Hi I'm new to Python and I've no clue how to fix the following error:
I've a data frame with around 2 million records & 20 columns of stores data, I am grouping the stores by State and trying to run dedupe_dataframe on each state after training it on one.
Here is how my code looks (np is numpy, dp is pandas pandas_dedupe):
#Read Store Data
stores = pd.read_csv("storefile.csv",sep = ",", encoding= 'latin1',dtype=str)
#There was /t in the first column so removing that
stores= stores.replace('\t','', regex=True)
stores= stores.replace(np.nan, '', regex=True)
#Getting a lowercase state list
states=list(stores.State.str.lower().unique())
#Grouping Data by States
state_data= {state: stores[stores.State.str.lower()==state] for state in states}
#Running De-Dupe for state Ohio ('oh')
dp.dedupe_dataframe(state_data['oh'], ['StoreBannerName','Address','City','State'])
I'm getting the following error:
importing data ...
---------------------------------------------------------------------------
KeyError
Traceback (most recent call last) <ipython-input-37-e2ed10256338> in <module>
----> 1 dp.dedupe_dataframe(state_data['oh'], ['StoreBannerName','Address','City','State'])

*****

- [Given problem]: Reproduce word for word the part of the forum post about the Python error between "#There was /t" and "importing data ...", inclusive. The records that come next have no connection to the forum post.

Saved data entries:
*****

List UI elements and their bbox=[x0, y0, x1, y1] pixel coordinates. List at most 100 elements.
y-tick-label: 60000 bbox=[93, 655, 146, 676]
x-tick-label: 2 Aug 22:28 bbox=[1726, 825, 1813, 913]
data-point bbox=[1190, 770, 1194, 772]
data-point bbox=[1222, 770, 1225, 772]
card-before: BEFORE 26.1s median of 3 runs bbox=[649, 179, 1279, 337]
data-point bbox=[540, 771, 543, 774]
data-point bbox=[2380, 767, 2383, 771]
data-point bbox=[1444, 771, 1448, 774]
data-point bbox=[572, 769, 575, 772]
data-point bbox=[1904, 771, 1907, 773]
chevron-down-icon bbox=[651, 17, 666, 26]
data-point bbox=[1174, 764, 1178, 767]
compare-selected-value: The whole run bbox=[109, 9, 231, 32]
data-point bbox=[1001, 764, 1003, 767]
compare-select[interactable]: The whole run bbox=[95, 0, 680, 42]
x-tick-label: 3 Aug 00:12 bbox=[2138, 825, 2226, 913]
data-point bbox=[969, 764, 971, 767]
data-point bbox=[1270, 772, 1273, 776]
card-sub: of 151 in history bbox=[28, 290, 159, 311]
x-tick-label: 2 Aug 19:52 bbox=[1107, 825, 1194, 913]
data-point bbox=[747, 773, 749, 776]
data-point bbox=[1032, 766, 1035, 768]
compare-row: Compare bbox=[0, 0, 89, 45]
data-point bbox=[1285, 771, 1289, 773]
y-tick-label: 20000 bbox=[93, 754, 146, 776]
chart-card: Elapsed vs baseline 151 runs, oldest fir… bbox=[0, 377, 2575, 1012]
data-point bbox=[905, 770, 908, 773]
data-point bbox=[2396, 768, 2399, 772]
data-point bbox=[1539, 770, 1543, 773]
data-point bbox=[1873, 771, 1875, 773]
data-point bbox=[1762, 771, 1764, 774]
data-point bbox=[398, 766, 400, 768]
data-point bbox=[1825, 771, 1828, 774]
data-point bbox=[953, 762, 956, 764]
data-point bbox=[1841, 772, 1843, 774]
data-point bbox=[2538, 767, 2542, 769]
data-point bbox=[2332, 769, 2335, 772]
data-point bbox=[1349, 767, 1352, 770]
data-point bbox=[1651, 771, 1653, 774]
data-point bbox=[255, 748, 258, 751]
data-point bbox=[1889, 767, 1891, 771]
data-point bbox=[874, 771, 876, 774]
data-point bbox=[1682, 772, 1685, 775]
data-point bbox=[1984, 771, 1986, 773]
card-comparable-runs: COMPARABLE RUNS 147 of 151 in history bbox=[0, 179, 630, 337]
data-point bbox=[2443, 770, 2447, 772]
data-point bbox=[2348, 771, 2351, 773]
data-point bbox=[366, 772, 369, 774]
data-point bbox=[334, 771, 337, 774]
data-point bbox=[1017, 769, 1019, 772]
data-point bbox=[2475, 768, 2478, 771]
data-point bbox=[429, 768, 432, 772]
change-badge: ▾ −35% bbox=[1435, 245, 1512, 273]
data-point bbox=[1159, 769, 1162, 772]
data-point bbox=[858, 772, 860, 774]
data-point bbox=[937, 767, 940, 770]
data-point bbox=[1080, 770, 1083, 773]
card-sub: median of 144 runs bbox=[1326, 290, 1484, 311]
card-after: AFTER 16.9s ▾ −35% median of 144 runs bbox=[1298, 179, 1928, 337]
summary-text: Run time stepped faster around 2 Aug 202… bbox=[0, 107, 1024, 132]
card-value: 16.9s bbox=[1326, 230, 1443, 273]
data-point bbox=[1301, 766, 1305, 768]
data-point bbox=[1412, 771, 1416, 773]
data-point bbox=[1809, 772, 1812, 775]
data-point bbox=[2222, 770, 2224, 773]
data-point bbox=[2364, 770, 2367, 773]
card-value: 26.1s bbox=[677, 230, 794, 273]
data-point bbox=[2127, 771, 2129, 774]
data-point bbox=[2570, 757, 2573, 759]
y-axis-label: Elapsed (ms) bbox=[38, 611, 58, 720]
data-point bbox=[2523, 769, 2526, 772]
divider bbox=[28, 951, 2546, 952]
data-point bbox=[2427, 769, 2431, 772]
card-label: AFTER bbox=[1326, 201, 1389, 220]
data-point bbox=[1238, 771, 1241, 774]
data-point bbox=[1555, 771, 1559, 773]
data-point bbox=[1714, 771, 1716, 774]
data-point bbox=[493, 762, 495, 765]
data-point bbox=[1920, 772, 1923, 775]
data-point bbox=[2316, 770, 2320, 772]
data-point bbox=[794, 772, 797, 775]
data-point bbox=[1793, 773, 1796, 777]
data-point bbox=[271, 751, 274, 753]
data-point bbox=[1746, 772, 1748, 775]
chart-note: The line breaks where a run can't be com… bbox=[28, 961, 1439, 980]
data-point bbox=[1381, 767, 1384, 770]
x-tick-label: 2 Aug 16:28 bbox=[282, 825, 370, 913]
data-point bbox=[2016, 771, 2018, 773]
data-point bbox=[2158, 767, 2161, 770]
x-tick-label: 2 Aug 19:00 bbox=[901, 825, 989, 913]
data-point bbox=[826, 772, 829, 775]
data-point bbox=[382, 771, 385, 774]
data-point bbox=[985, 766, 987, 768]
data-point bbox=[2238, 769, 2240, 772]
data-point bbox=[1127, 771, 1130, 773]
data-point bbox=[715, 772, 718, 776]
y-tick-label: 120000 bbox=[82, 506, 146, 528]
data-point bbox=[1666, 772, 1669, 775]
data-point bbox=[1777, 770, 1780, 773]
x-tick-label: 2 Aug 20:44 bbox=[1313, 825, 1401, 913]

*****

- [Answer]:
#There was /t in the first column so removing that
stores= stores.replace('\t','', regex=True)
stores= stores.replace(np.nan, '', regex=True)
#Getting a lowercase state list
states=list(stores.State.str.lower().unique())
#Grouping Data by States
state_data= {state: stores[stores.State.str.lower()==state] for state in states}
#Running De-Dupe for state Ohio ('oh')
dp.dedupe_dataframe(state_data['oh'], ['StoreBannerName','Address','City','State'])
I'm getting the following error:
importing data ...